The exercise –
Repeat the data below exactly, dropping any pictures it holds.

Stored records
_ _ _
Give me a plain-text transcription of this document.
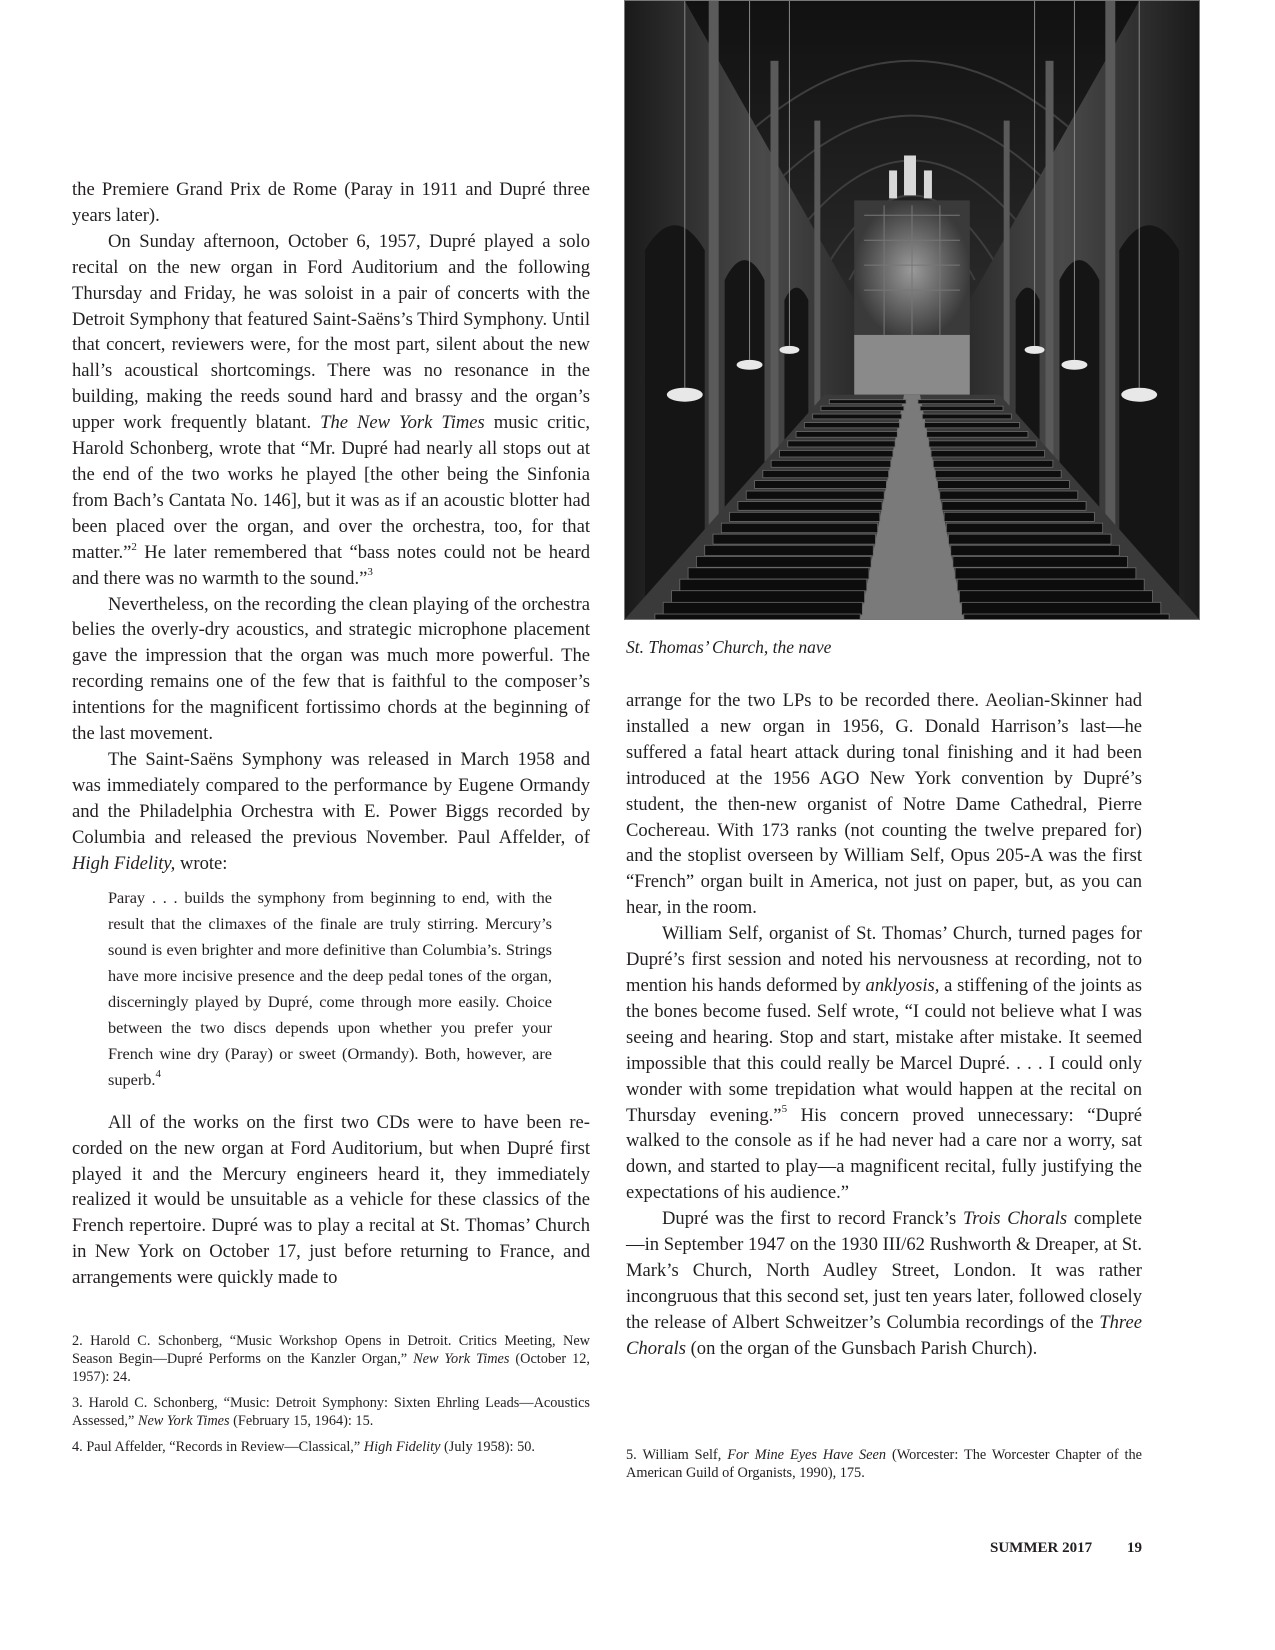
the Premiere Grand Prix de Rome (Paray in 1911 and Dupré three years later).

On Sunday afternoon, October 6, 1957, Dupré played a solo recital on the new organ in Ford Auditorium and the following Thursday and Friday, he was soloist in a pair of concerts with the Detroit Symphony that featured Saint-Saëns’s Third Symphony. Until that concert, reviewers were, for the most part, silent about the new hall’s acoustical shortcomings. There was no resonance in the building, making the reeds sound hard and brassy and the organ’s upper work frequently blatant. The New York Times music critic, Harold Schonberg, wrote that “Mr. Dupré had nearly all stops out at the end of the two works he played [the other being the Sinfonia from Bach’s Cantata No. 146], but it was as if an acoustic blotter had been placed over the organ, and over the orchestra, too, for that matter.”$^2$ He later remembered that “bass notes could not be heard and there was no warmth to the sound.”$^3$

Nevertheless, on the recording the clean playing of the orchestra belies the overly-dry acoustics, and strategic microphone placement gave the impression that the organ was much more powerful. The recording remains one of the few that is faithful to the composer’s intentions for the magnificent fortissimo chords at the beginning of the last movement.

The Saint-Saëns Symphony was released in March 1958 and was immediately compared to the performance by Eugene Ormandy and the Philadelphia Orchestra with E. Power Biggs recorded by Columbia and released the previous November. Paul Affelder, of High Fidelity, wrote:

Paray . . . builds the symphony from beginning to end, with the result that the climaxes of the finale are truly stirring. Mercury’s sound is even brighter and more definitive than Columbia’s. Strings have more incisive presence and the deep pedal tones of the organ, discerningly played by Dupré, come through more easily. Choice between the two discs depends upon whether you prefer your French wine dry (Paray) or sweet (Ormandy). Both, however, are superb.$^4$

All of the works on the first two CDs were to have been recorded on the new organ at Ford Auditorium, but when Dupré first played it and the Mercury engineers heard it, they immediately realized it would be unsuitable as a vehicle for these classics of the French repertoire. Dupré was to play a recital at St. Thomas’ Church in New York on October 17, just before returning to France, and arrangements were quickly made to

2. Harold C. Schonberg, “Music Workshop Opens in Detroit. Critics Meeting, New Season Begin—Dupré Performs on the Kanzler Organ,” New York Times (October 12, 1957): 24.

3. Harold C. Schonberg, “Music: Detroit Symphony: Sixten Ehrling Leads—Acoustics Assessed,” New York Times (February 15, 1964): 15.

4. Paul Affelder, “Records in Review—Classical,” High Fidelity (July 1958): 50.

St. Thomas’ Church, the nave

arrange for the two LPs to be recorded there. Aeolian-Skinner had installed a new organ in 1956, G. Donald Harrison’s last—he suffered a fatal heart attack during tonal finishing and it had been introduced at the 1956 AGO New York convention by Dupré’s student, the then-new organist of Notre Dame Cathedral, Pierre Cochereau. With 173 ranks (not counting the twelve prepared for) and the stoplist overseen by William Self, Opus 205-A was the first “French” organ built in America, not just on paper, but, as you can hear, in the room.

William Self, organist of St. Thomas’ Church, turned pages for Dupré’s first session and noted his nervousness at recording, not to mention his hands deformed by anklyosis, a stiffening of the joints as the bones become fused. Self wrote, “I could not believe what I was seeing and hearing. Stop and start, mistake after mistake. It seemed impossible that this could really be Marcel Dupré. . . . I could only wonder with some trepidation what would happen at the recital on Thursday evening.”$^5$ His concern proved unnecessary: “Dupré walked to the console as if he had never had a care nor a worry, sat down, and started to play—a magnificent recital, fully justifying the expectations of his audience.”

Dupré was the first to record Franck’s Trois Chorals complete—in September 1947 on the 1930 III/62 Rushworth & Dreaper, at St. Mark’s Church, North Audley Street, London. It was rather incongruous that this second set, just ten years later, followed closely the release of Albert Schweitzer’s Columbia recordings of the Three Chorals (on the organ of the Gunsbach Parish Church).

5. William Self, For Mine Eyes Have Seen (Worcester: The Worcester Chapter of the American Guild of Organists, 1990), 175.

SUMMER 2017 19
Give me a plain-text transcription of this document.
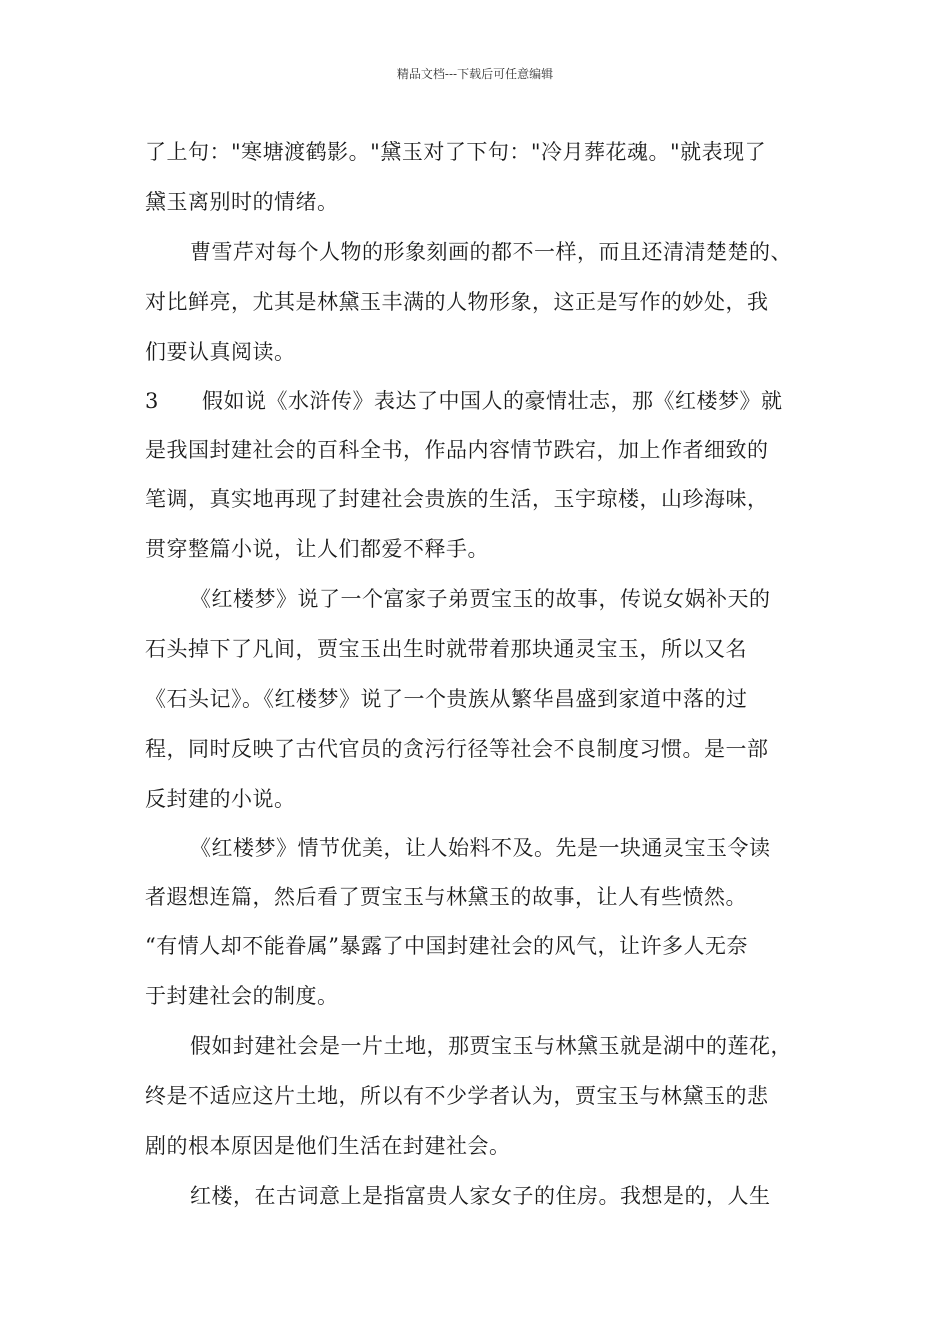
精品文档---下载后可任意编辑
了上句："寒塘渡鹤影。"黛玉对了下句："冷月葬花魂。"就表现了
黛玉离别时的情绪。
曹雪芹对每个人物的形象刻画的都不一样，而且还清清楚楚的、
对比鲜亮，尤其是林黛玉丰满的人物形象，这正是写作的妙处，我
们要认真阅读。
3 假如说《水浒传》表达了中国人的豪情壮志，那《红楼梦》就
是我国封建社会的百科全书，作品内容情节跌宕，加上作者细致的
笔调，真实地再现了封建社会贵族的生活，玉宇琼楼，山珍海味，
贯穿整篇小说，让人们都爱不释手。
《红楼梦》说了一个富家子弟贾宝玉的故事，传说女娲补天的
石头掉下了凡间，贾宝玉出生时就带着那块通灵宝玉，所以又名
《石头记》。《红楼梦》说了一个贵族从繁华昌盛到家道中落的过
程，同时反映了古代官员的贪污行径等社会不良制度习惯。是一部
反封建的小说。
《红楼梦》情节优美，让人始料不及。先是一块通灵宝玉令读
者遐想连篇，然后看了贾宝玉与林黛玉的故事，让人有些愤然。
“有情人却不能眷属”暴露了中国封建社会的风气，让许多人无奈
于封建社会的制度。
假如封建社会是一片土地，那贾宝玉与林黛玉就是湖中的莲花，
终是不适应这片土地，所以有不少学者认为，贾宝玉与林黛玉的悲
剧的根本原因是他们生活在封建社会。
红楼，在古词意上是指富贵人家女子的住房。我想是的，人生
_ _ _
The reply –
Give me a plain-text transcription of this document.
the Premiere Grand Prix de Rome (Paray in 1911 and Dupré three years later).

On Sunday afternoon, October 6, 1957, Dupré played a solo recital on the new organ in Ford Auditorium and the following Thursday and Friday, he was soloist in a pair of concerts with the Detroit Symphony that featured Saint-Saëns’s Third Symphony. Until that concert, reviewers were, for the most part, silent about the new hall’s acoustical shortcomings. There was no resonance in the building, making the reeds sound hard and brassy and the organ’s upper work frequently blatant. The New York Times music critic, Harold Schonberg, wrote that “Mr. Dupré had nearly all stops out at the end of the two works he played [the other being the Sinfonia from Bach’s Cantata No. 146], but it was as if an acoustic blotter had been placed over the organ, and over the orchestra, too, for that matter.”$^2$ He later remembered that “bass notes could not be heard and there was no warmth to the sound.”$^3$

Nevertheless, on the recording the clean playing of the orchestra belies the overly-dry acoustics, and strategic microphone placement gave the impression that the organ was much more powerful. The recording remains one of the few that is faithful to the composer’s intentions for the magnificent fortissimo chords at the beginning of the last movement.

The Saint-Saëns Symphony was released in March 1958 and was immediately compared to the performance by Eugene Ormandy and the Philadelphia Orchestra with E. Power Biggs recorded by Columbia and released the previous November. Paul Affelder, of High Fidelity, wrote:

Paray . . . builds the symphony from beginning to end, with the result that the climaxes of the finale are truly stirring. Mercury’s sound is even brighter and more definitive than Columbia’s. Strings have more incisive presence and the deep pedal tones of the organ, discerningly played by Dupré, come through more easily. Choice between the two discs depends upon whether you prefer your French wine dry (Paray) or sweet (Ormandy). Both, however, are superb.$^4$

All of the works on the first two CDs were to have been recorded on the new organ at Ford Auditorium, but when Dupré first played it and the Mercury engineers heard it, they immediately realized it would be unsuitable as a vehicle for these classics of the French repertoire. Dupré was to play a recital at St. Thomas’ Church in New York on October 17, just before returning to France, and arrangements were quickly made to

2. Harold C. Schonberg, “Music Workshop Opens in Detroit. Critics Meeting, New Season Begin—Dupré Performs on the Kanzler Organ,” New York Times (October 12, 1957): 24.

3. Harold C. Schonberg, “Music: Detroit Symphony: Sixten Ehrling Leads—Acoustics Assessed,” New York Times (February 15, 1964): 15.

4. Paul Affelder, “Records in Review—Classical,” High Fidelity (July 1958): 50.

St. Thomas’ Church, the nave

arrange for the two LPs to be recorded there. Aeolian-Skinner had installed a new organ in 1956, G. Donald Harrison’s last—he suffered a fatal heart attack during tonal finishing and it had been introduced at the 1956 AGO New York convention by Dupré’s student, the then-new organist of Notre Dame Cathedral, Pierre Cochereau. With 173 ranks (not counting the twelve prepared for) and the stoplist overseen by William Self, Opus 205-A was the first “French” organ built in America, not just on paper, but, as you can hear, in the room.

William Self, organist of St. Thomas’ Church, turned pages for Dupré’s first session and noted his nervousness at recording, not to mention his hands deformed by anklyosis, a stiffening of the joints as the bones become fused. Self wrote, “I could not believe what I was seeing and hearing. Stop and start, mistake after mistake. It seemed impossible that this could really be Marcel Dupré. . . . I could only wonder with some trepidation what would happen at the recital on Thursday evening.”$^5$ His concern proved unnecessary: “Dupré walked to the console as if he had never had a care nor a worry, sat down, and started to play—a magnificent recital, fully justifying the expectations of his audience.”

Dupré was the first to record Franck’s Trois Chorals complete—in September 1947 on the 1930 III/62 Rushworth & Dreaper, at St. Mark’s Church, North Audley Street, London. It was rather incongruous that this second set, just ten years later, followed closely the release of Albert Schweitzer’s Columbia recordings of the Three Chorals (on the organ of the Gunsbach Parish Church).

5. William Self, For Mine Eyes Have Seen (Worcester: The Worcester Chapter of the American Guild of Organists, 1990), 175.

SUMMER 2017 19
Give me a plain-text transcription of this document.
精品文档---下载后可任意编辑
了上句："寒塘渡鹤影。"黛玉对了下句："冷月葬花魂。"就表现了
黛玉离别时的情绪。
曹雪芹对每个人物的形象刻画的都不一样，而且还清清楚楚的、
对比鲜亮，尤其是林黛玉丰满的人物形象，这正是写作的妙处，我
们要认真阅读。
3 假如说《水浒传》表达了中国人的豪情壮志，那《红楼梦》就
是我国封建社会的百科全书，作品内容情节跌宕，加上作者细致的
笔调，真实地再现了封建社会贵族的生活，玉宇琼楼，山珍海味，
贯穿整篇小说，让人们都爱不释手。
《红楼梦》说了一个富家子弟贾宝玉的故事，传说女娲补天的
石头掉下了凡间，贾宝玉出生时就带着那块通灵宝玉，所以又名
《石头记》。《红楼梦》说了一个贵族从繁华昌盛到家道中落的过
程，同时反映了古代官员的贪污行径等社会不良制度习惯。是一部
反封建的小说。
《红楼梦》情节优美，让人始料不及。先是一块通灵宝玉令读
者遐想连篇，然后看了贾宝玉与林黛玉的故事，让人有些愤然。
“有情人却不能眷属”暴露了中国封建社会的风气，让许多人无奈
于封建社会的制度。
假如封建社会是一片土地，那贾宝玉与林黛玉就是湖中的莲花，
终是不适应这片土地，所以有不少学者认为，贾宝玉与林黛玉的悲
剧的根本原因是他们生活在封建社会。
红楼，在古词意上是指富贵人家女子的住房。我想是的，人生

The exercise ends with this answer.